> **Short task A**
Print everything in the records from the line containing "1278, 1052, 1431]" down to the line containing "1454, 1052, 1607]", including both of those lines, reproducing each line as it appears.

> **Excerpt provided**
Creating a transcription file

There are several ways to create a transcription file, but for Windows users our bespoke program WinREG is the best choice. For those on Mac or Linux, we recommend using a spreadsheet, as found in any office software.

A FreeREG file should be no larger than about 2,000 records. We strongly recommend that those records be all for the same Place, Church and Register type: that is, they should amount to a single Batch.

Before you begin to work, you must ensure that you have the necessary Permission to transcribe? for your source.

WinREG

Use this link to download the WinREG installer (the most recent version of WinREG 3) and then run it. WinREG is written by Mike Fry, an experienced transcriber.

WinREG on Windows 10

You may find that WinREG does not scale properly on Windows 10, making the text too small to read. Here is the fix:

Find the WinREG.exe file using Windows Explorer: navigate to your C drive — Program files (x86) — FreeREG — WinREG for Windows. Now right-click on WinREG.exe and select Properties, then Compatibility, then Settings.

Now select Change high DPI settings, then click the bottom option, Override/disable high DPI settings, to tick its box. Click on OK, then the next OK, to confirm and finish.

> **Exercise inputs**
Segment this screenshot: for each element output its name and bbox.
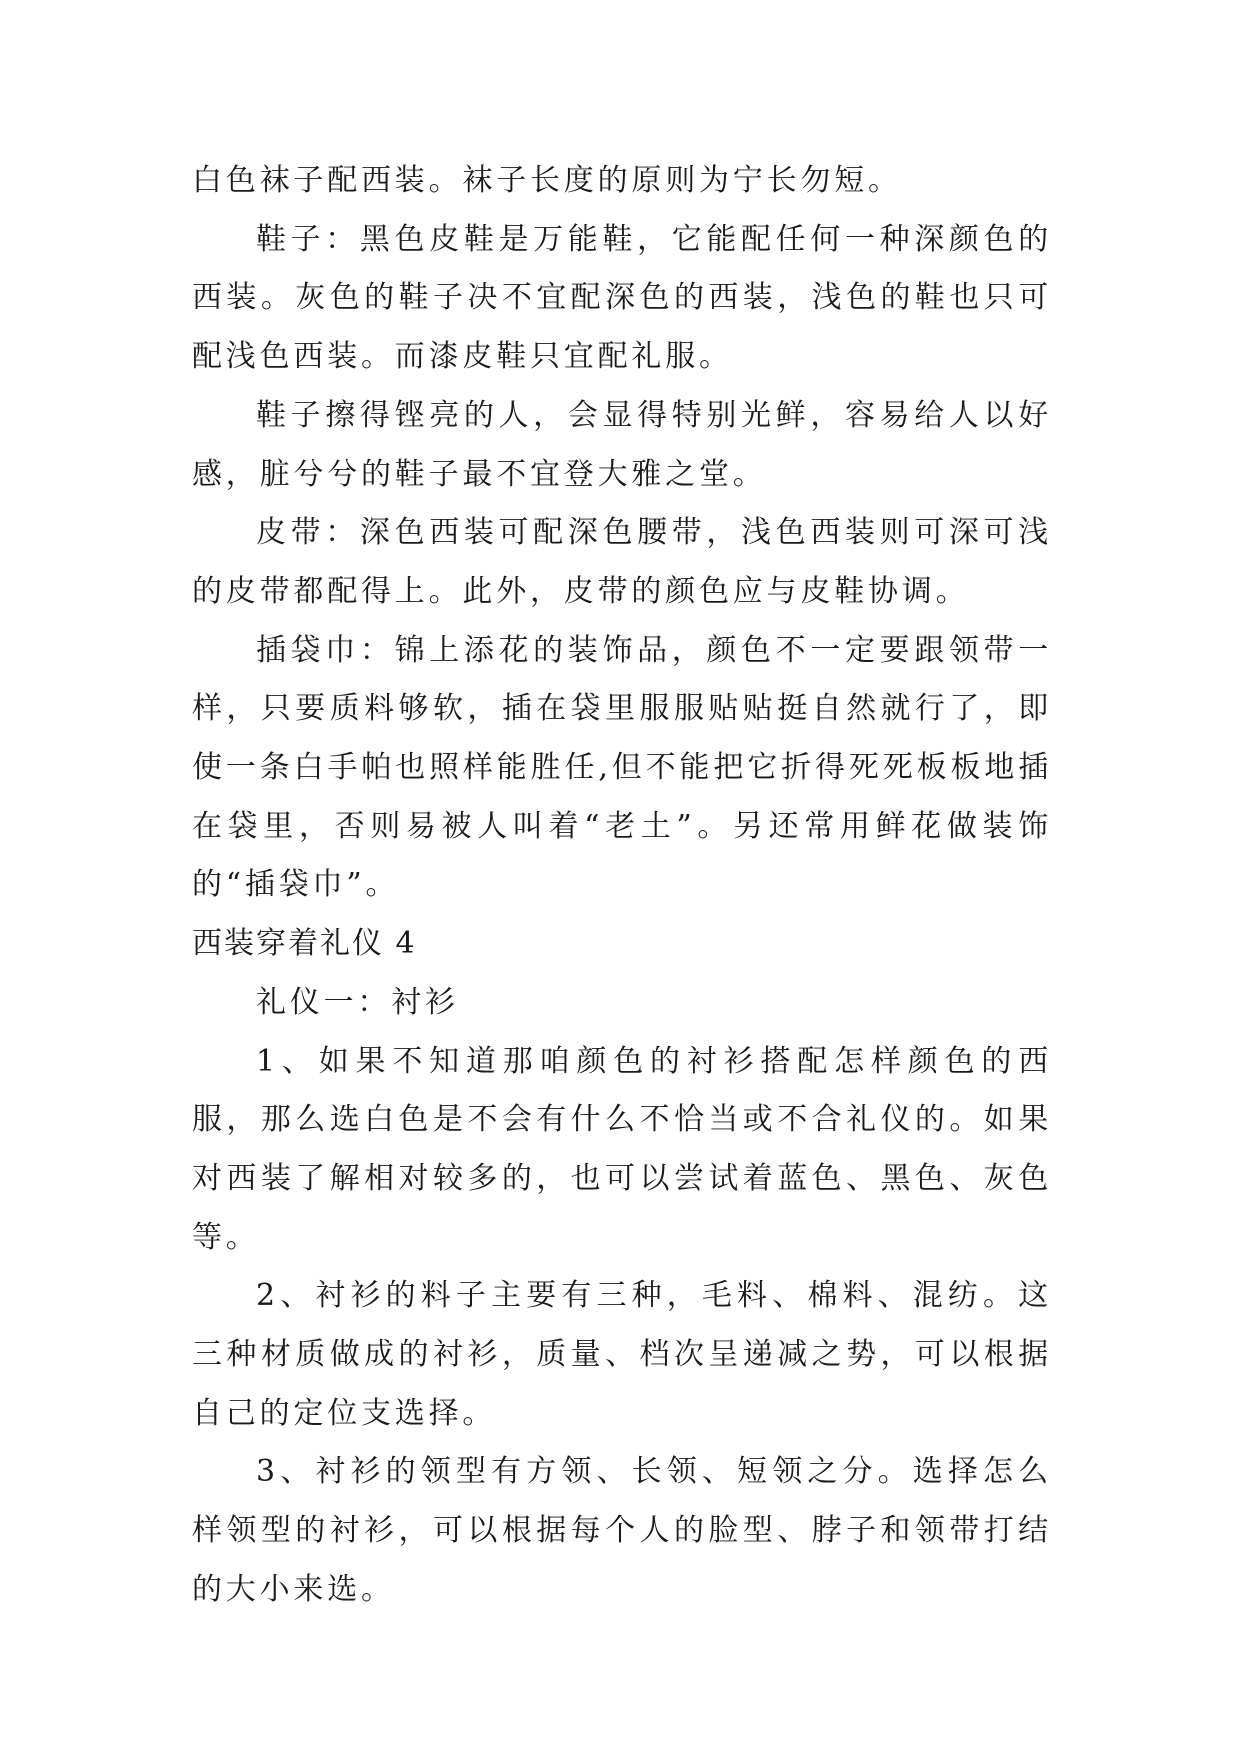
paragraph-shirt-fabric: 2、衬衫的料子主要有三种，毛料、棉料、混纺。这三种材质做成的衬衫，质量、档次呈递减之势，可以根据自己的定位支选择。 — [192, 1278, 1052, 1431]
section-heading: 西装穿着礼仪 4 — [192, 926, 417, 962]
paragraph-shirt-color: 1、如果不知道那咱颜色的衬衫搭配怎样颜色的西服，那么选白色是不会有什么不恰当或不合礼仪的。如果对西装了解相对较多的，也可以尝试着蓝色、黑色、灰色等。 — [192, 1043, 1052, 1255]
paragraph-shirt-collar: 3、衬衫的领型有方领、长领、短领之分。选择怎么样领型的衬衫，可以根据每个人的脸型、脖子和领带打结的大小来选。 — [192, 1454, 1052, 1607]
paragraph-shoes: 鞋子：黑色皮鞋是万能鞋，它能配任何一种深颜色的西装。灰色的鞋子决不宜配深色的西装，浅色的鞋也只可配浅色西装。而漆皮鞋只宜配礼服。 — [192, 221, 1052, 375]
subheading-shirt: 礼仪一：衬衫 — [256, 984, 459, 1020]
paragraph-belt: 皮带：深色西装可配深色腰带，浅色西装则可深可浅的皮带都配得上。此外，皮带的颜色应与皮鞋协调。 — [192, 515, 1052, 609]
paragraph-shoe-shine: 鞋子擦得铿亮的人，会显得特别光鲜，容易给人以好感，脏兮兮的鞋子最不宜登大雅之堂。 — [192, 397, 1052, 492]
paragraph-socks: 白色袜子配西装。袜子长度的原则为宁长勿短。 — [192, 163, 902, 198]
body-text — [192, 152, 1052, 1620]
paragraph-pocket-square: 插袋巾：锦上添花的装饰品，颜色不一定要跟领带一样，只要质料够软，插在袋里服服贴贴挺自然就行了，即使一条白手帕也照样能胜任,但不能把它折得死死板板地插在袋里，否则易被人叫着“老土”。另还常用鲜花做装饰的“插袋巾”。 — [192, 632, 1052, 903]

* * *

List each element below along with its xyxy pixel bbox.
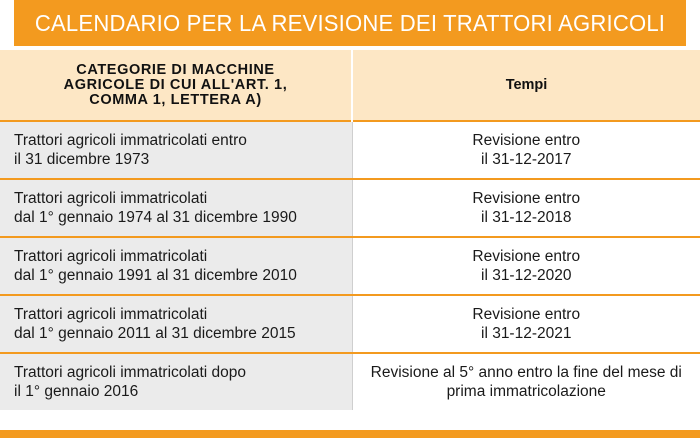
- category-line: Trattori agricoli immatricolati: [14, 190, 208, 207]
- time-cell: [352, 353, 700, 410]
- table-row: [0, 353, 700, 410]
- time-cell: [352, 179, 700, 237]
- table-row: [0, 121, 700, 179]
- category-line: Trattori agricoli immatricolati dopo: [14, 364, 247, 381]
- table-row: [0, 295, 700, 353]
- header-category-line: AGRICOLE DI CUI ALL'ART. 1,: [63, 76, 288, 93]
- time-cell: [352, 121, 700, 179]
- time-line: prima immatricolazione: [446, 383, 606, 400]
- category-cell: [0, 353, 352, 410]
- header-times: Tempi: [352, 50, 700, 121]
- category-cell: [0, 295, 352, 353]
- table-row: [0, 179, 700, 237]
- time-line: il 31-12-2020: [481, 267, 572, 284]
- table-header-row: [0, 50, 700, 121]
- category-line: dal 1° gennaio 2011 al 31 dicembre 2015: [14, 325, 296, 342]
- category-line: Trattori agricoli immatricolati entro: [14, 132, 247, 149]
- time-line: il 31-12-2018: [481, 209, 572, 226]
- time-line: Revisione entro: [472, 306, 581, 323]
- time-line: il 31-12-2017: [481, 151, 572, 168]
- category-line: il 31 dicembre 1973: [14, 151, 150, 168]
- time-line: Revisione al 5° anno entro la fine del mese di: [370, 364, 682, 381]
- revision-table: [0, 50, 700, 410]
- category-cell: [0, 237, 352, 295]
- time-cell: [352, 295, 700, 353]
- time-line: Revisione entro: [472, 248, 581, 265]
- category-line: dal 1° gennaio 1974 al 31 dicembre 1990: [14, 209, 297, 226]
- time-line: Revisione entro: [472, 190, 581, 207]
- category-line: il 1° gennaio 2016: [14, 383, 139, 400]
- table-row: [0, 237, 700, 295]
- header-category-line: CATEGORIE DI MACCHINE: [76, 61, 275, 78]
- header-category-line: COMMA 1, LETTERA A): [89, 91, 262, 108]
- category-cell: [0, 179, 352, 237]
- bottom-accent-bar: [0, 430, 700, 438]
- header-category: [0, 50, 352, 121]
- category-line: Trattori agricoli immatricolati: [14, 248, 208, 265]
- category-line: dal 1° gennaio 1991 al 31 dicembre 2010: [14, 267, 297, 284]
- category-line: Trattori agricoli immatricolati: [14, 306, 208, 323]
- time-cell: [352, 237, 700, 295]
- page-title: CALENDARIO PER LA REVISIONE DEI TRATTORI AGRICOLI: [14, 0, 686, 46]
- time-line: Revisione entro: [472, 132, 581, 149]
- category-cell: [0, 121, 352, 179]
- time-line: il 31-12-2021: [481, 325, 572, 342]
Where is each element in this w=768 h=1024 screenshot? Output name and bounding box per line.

> **Short task B**
Output the entire text on creating a transcription file, reproducing it verbatim.

> **Written reply A**
paragraph-shirt-fabric: 2、衬衫的料子主要有三种，毛料、棉料、混纺。这三种材质做成的衬衫，质量、档次呈递减之势，可以根据自己的定位支选择。 — [192, 1278, 1052, 1431]
section-heading: 西装穿着礼仪 4 — [192, 926, 417, 962]
paragraph-shirt-color: 1、如果不知道那咱颜色的衬衫搭配怎样颜色的西服，那么选白色是不会有什么不恰当或不合礼仪的。如果对西装了解相对较多的，也可以尝试着蓝色、黑色、灰色等。 — [192, 1043, 1052, 1255]
paragraph-shirt-collar: 3、衬衫的领型有方领、长领、短领之分。选择怎么样领型的衬衫，可以根据每个人的脸型、脖子和领带打结的大小来选。 — [192, 1454, 1052, 1607]

> **Written reply B**
Creating a transcription file

There are several ways to create a transcription file, but for Windows users our bespoke program WinREG is the best choice. For those on Mac or Linux, we recommend using a spreadsheet, as found in any office software.

A FreeREG file should be no larger than about 2,000 records. We strongly recommend that those records be all for the same Place, Church and Register type: that is, they should amount to a single Batch.

Before you begin to work, you must ensure that you have the necessary Permission to transcribe? for your source.

WinREG

Use this link to download the WinREG installer (the most recent version of WinREG 3) and then run it. WinREG is written by Mike Fry, an experienced transcriber.

WinREG on Windows 10

You may find that WinREG does not scale properly on Windows 10, making the text too small to read. Here is the fix:

Find the WinREG.exe file using Windows Explorer: navigate to your C drive — Program files (x86) — FreeREG — WinREG for Windows. Now right-click on WinREG.exe and select Properties, then Compatibility, then Settings.

Now select Change high DPI settings, then click the bottom option, Override/disable high DPI settings, to tick its box. Click on OK, then the next OK, to confirm and finish.